## Begin LISTING

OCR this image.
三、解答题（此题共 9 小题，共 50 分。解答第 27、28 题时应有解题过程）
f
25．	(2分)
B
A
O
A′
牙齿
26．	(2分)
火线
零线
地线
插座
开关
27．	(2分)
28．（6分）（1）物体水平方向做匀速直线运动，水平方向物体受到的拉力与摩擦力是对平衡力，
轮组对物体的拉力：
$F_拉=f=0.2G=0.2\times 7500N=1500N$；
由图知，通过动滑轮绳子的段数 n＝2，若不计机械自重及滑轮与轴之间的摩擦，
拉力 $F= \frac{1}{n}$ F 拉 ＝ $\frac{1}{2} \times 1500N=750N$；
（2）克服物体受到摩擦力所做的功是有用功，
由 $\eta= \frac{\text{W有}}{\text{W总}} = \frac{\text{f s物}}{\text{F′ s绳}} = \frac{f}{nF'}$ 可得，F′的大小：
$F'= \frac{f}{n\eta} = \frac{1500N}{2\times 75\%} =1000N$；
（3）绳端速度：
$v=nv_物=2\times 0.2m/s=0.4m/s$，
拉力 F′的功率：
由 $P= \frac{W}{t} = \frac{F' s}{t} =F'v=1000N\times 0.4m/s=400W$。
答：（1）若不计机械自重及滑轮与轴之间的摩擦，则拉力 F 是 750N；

## End LISTING
## Begin LISTING

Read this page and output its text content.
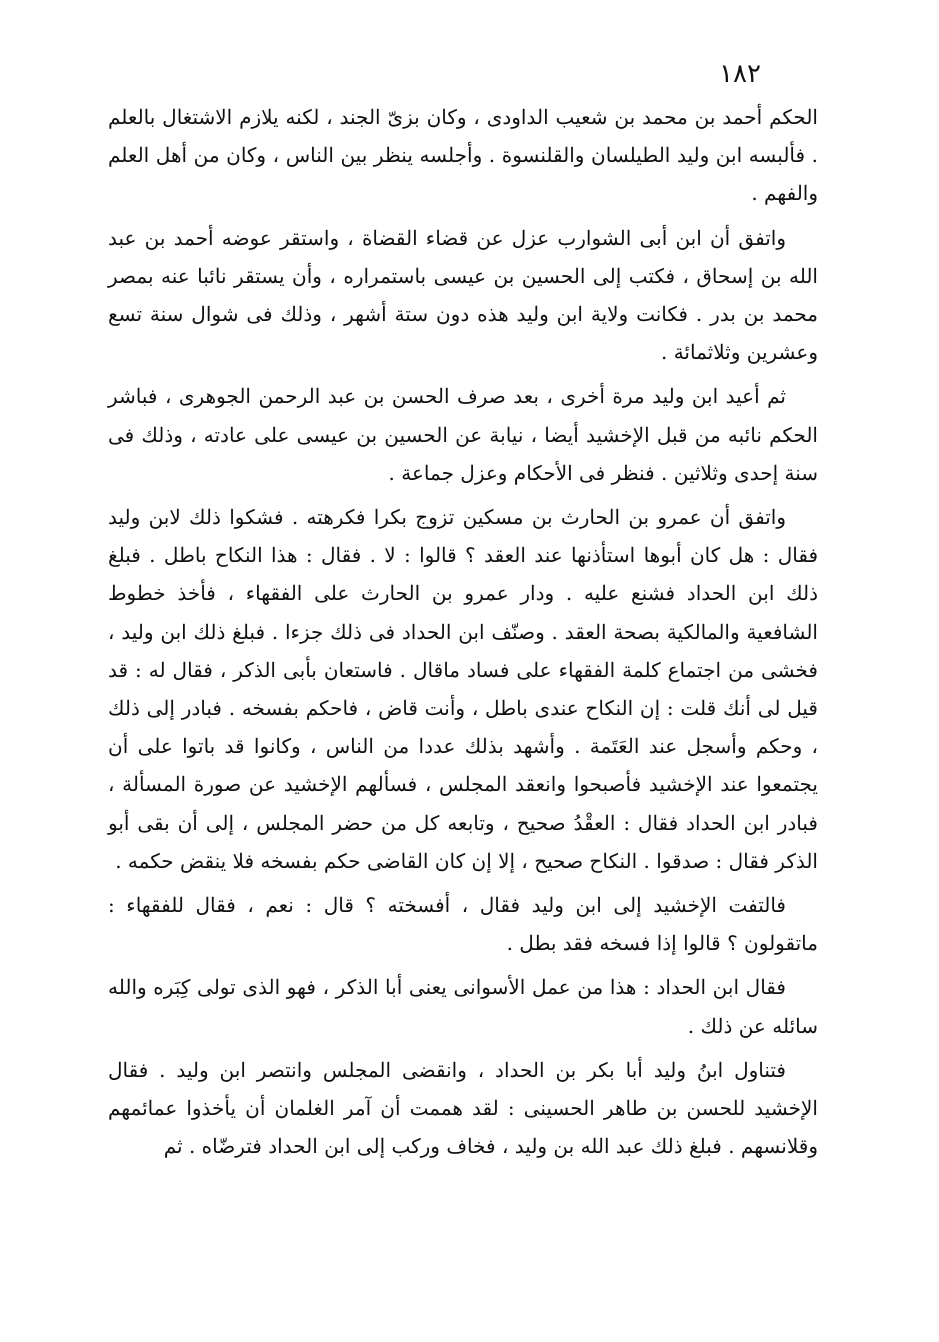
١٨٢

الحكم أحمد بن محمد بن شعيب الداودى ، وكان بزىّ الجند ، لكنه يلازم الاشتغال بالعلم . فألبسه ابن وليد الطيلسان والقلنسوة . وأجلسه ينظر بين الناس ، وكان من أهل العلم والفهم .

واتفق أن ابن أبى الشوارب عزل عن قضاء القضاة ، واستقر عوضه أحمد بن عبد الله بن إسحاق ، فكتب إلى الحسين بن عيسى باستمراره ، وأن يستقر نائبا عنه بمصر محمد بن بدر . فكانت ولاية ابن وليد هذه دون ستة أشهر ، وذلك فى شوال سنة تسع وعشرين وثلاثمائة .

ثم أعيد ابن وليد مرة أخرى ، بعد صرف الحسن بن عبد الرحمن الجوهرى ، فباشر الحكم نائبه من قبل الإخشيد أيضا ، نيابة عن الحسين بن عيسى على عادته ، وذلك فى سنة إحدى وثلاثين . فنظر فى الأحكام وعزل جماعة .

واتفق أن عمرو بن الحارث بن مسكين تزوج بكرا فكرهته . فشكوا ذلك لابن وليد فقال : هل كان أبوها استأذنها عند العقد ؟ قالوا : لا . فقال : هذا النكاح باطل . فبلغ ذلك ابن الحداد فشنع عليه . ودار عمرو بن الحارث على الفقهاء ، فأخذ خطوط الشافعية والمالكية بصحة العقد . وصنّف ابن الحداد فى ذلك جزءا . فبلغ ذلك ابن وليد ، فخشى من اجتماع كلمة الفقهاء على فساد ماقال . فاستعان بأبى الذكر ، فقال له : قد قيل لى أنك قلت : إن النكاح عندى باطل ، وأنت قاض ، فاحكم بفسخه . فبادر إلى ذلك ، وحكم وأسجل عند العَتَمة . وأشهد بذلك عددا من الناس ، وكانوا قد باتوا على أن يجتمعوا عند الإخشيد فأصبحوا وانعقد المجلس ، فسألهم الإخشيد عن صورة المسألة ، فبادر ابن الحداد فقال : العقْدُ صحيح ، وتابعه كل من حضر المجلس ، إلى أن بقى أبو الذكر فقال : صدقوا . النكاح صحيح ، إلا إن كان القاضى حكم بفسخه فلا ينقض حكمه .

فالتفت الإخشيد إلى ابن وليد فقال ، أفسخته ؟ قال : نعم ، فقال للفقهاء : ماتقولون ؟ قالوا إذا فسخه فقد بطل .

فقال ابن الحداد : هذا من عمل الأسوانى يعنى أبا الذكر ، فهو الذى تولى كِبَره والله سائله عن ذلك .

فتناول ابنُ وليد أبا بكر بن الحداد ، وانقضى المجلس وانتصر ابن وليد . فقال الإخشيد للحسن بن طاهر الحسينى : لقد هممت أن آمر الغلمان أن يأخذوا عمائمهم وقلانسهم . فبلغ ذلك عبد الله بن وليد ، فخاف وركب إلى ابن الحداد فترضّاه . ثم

## End LISTING
## Begin LISTING

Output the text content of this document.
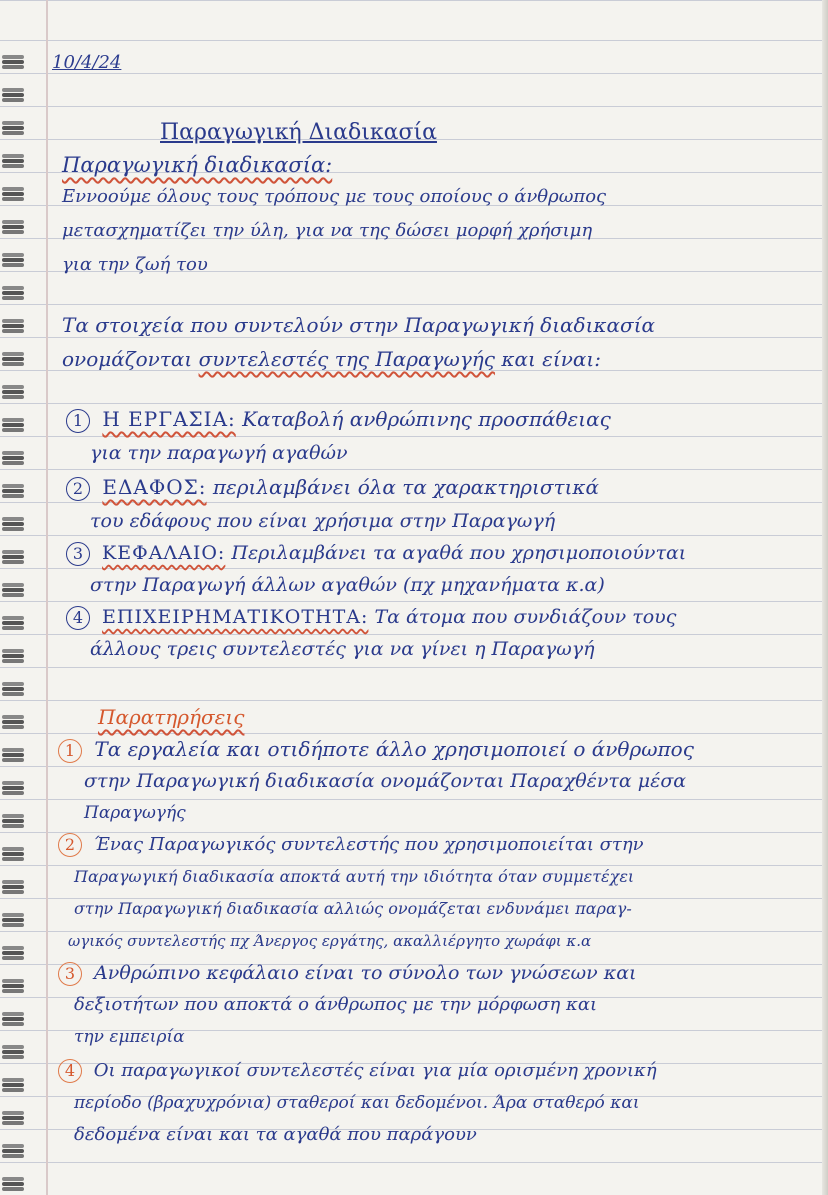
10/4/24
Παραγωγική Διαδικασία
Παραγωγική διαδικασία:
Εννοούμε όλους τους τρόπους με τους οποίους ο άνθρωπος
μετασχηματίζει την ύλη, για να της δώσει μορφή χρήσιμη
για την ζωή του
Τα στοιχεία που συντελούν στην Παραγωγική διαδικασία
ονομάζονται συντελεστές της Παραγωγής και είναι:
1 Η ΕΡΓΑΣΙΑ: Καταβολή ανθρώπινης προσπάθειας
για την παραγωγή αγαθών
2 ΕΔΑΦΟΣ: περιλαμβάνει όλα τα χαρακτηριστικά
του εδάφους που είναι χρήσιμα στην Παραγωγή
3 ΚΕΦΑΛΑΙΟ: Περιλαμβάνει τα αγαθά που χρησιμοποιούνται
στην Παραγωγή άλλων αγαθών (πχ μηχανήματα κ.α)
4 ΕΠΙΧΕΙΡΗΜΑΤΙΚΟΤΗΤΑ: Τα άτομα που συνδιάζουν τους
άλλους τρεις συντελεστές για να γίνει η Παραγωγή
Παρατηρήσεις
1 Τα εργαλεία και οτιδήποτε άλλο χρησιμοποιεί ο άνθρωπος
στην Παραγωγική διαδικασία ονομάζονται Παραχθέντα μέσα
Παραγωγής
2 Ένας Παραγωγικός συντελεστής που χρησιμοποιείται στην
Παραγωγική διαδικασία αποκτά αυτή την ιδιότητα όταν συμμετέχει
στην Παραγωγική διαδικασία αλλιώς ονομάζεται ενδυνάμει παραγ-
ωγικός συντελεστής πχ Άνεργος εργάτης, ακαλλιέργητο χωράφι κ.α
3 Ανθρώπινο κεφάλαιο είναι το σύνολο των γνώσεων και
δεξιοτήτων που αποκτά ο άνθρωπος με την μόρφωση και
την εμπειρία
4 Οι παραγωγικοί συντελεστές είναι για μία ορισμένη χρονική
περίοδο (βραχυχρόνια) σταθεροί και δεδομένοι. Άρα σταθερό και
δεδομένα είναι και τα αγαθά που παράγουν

## End LISTING

- _TASK OBJECTIVE_
Consider the entries above and return each line with the string "στην".

- _WRITTEN REPLY_
Τα στοιχεία που συντελούν στην Παραγωγική διαδικασία
του εδάφους που είναι χρήσιμα στην Παραγωγή
στην Παραγωγή άλλων αγαθών (πχ μηχανήματα κ.α)
στην Παραγωγική διαδικασία ονομάζονται Παραχθέντα μέσα
2 Ένας Παραγωγικός συντελεστής που χρησιμοποιείται στην
στην Παραγωγική διαδικασία αλλιώς ονομάζεται ενδυνάμει παραγ-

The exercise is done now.